- **Directions for this task**:
Return all of the entries word for word, but omit the pictures they contain.

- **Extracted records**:
::::::::

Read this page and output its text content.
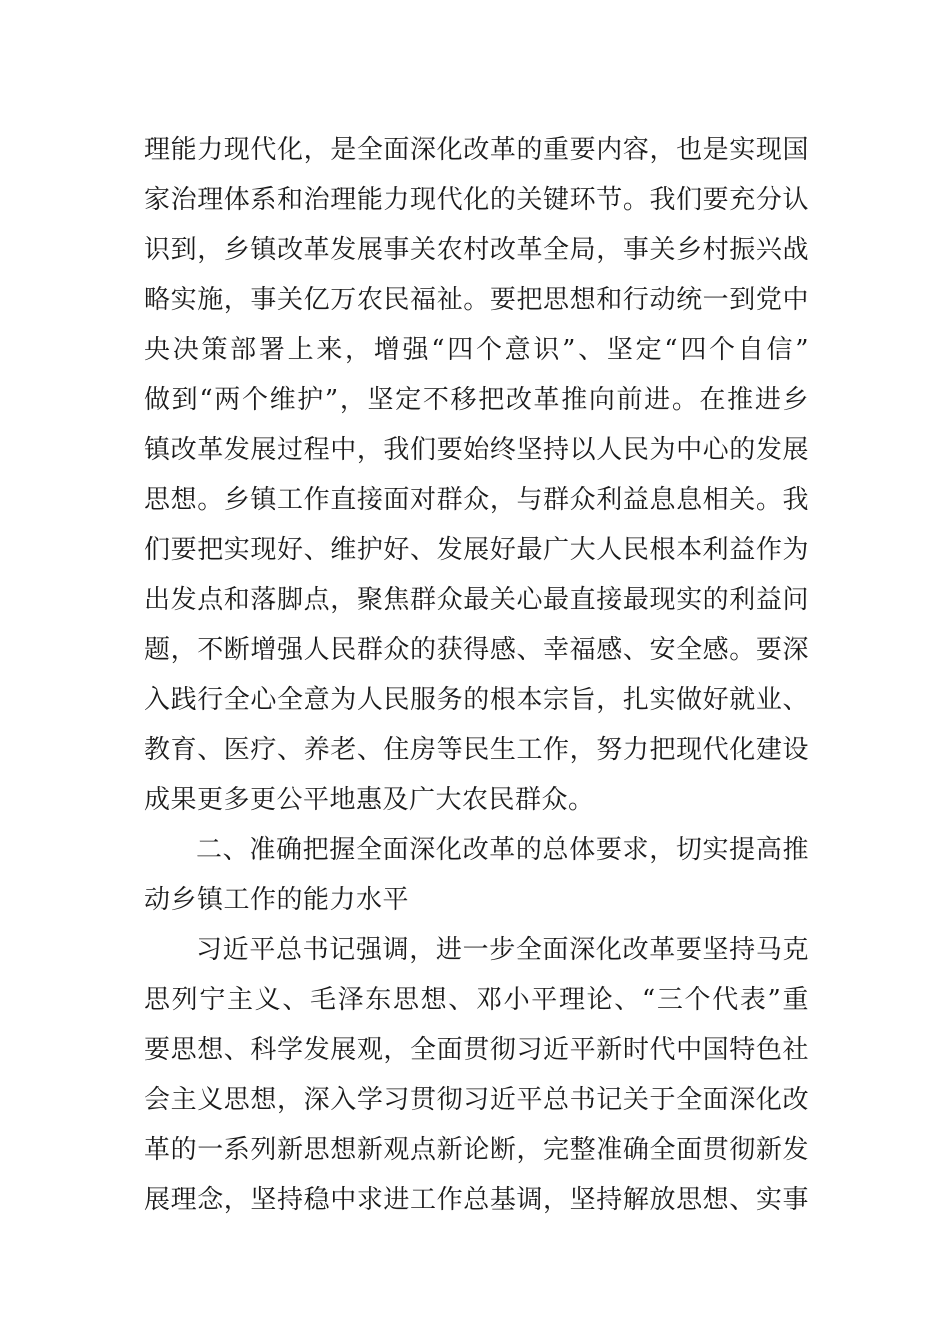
理能力现代化，是全面深化改革的重要内容，也是实现国
家治理体系和治理能力现代化的关键环节。我们要充分认
识到，乡镇改革发展事关农村改革全局，事关乡村振兴战
略实施，事关亿万农民福祉。要把思想和行动统一到党中
央决策部署上来，增强“四个意识”、坚定“四个自信”
做到“两个维护”，坚定不移把改革推向前进。在推进乡
镇改革发展过程中，我们要始终坚持以人民为中心的发展
思想。乡镇工作直接面对群众，与群众利益息息相关。我
们要把实现好、维护好、发展好最广大人民根本利益作为
出发点和落脚点，聚焦群众最关心最直接最现实的利益问
题，不断增强人民群众的获得感、幸福感、安全感。要深
入践行全心全意为人民服务的根本宗旨，扎实做好就业、
教育、医疗、养老、住房等民生工作，努力把现代化建设
成果更多更公平地惠及广大农民群众。
二、准确把握全面深化改革的总体要求，切实提高推
动乡镇工作的能力水平
习近平总书记强调，进一步全面深化改革要坚持马克
思列宁主义、毛泽东思想、邓小平理论、“三个代表”重
要思想、科学发展观，全面贯彻习近平新时代中国特色社
会主义思想，深入学习贯彻习近平总书记关于全面深化改
革的一系列新思想新观点新论断，完整准确全面贯彻新发
展理念，坚持稳中求进工作总基调，坚持解放思想、实事
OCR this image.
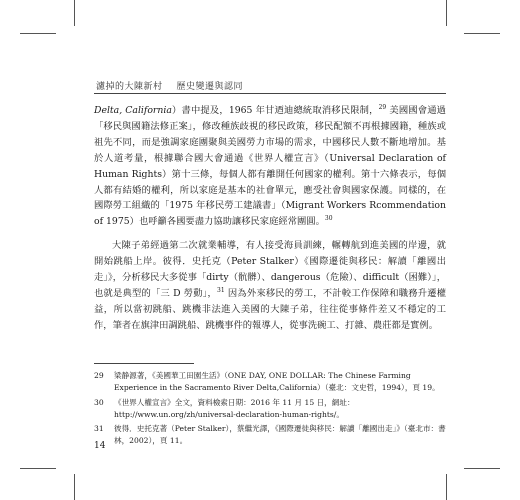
濾掉的大陳新村 歷史變遷與認同

Delta, California）書中提及，1965 年甘迺迪總統取消移民限制，$^{29}$ 美國國會通過「移民與國籍法修正案」，修改種族歧視的移民政策，移民配額不再根據國籍，種族或祖先不同，而是強調家庭團聚與美國勞力市場的需求，中國移民人數不斷地增加。基於人道考量，根據聯合國大會通過《世界人權宣言》（Universal Declaration of Human Rights）第十三條，每個人都有離開任何國家的權利。第十六條表示，每個人都有結婚的權利，所以家庭是基本的社會單元，應受社會與國家保護。同樣的，在國際勞工組織的「1975 年移民勞工建議書」（Migrant Workers Rcommendation of 1975）也呼籲各國要盡力協助讓移民家庭經常團圓。$^{30}$

大陳子弟經過第二次就業輔導，有人接受海員訓練，輾轉航到進美國的岸邊，就開始跳船上岸。彼得．史托克（Peter Stalker）《國際遷徙與移民：解讀「離國出走」》，分析移民大多從事「dirty（骯髒）、dangerous（危險）、difficult（困難）」，也就是典型的「三 D 勞動」，$^{31}$ 因為外來移民的勞工，不計較工作保障和職務升遷權益，所以當初跳船、跳機非法進入美國的大陳子弟，往往從事條件差又不穩定的工作，筆者在旗津田調跳船、跳機事件的報導人，從事洗碗工、打雜、農莊都是實例。

29	梁静源著，《美國華工田園生活》（ONE DAY, ONE DOLLAR: The Chinese Farming Experience in the Sacramento River Delta,California）（臺北：文史哲，1994），頁 19。
30	《世界人權宣言》全文，資料檢索日期：2016 年 11 月 15 日，網址：http://www.un.org/zh/universal-declaration-human-rights/。
31	彼得．史托克著（Peter Stalker），蔡繼光譯，《國際遷徙與移民：解讀「離國出走」》（臺北市：書林，2002），頁 11。
14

::::::::

- **Result**:
Read this page and output its text content.
理能力现代化，是全面深化改革的重要内容，也是实现国
家治理体系和治理能力现代化的关键环节。我们要充分认
识到，乡镇改革发展事关农村改革全局，事关乡村振兴战
略实施，事关亿万农民福祉。要把思想和行动统一到党中
央决策部署上来，增强“四个意识”、坚定“四个自信”
做到“两个维护”，坚定不移把改革推向前进。在推进乡
镇改革发展过程中，我们要始终坚持以人民为中心的发展
思想。乡镇工作直接面对群众，与群众利益息息相关。我
们要把实现好、维护好、发展好最广大人民根本利益作为
出发点和落脚点，聚焦群众最关心最直接最现实的利益问
题，不断增强人民群众的获得感、幸福感、安全感。要深
入践行全心全意为人民服务的根本宗旨，扎实做好就业、
教育、医疗、养老、住房等民生工作，努力把现代化建设
成果更多更公平地惠及广大农民群众。
二、准确把握全面深化改革的总体要求，切实提高推
动乡镇工作的能力水平
习近平总书记强调，进一步全面深化改革要坚持马克
思列宁主义、毛泽东思想、邓小平理论、“三个代表”重
要思想、科学发展观，全面贯彻习近平新时代中国特色社
会主义思想，深入学习贯彻习近平总书记关于全面深化改
革的一系列新思想新观点新论断，完整准确全面贯彻新发
展理念，坚持稳中求进工作总基调，坚持解放思想、实事
OCR this image.
濾掉的大陳新村 歷史變遷與認同

Delta, California）書中提及，1965 年甘迺迪總統取消移民限制，$^{29}$ 美國國會通過「移民與國籍法修正案」，修改種族歧視的移民政策，移民配額不再根據國籍，種族或祖先不同，而是強調家庭團聚與美國勞力市場的需求，中國移民人數不斷地增加。基於人道考量，根據聯合國大會通過《世界人權宣言》（Universal Declaration of Human Rights）第十三條，每個人都有離開任何國家的權利。第十六條表示，每個人都有結婚的權利，所以家庭是基本的社會單元，應受社會與國家保護。同樣的，在國際勞工組織的「1975 年移民勞工建議書」（Migrant Workers Rcommendation of 1975）也呼籲各國要盡力協助讓移民家庭經常團圓。$^{30}$

大陳子弟經過第二次就業輔導，有人接受海員訓練，輾轉航到進美國的岸邊，就開始跳船上岸。彼得．史托克（Peter Stalker）《國際遷徙與移民：解讀「離國出走」》，分析移民大多從事「dirty（骯髒）、dangerous（危險）、difficult（困難）」，也就是典型的「三 D 勞動」，$^{31}$ 因為外來移民的勞工，不計較工作保障和職務升遷權益，所以當初跳船、跳機非法進入美國的大陳子弟，往往從事條件差又不穩定的工作，筆者在旗津田調跳船、跳機事件的報導人，從事洗碗工、打雜、農莊都是實例。

29	梁静源著，《美國華工田園生活》（ONE DAY, ONE DOLLAR: The Chinese Farming Experience in the Sacramento River Delta,California）（臺北：文史哲，1994），頁 19。
30	《世界人權宣言》全文，資料檢索日期：2016 年 11 月 15 日，網址：http://www.un.org/zh/universal-declaration-human-rights/。
31	彼得．史托克著（Peter Stalker），蔡繼光譯，《國際遷徙與移民：解讀「離國出走」》（臺北市：書林，2002），頁 11。
14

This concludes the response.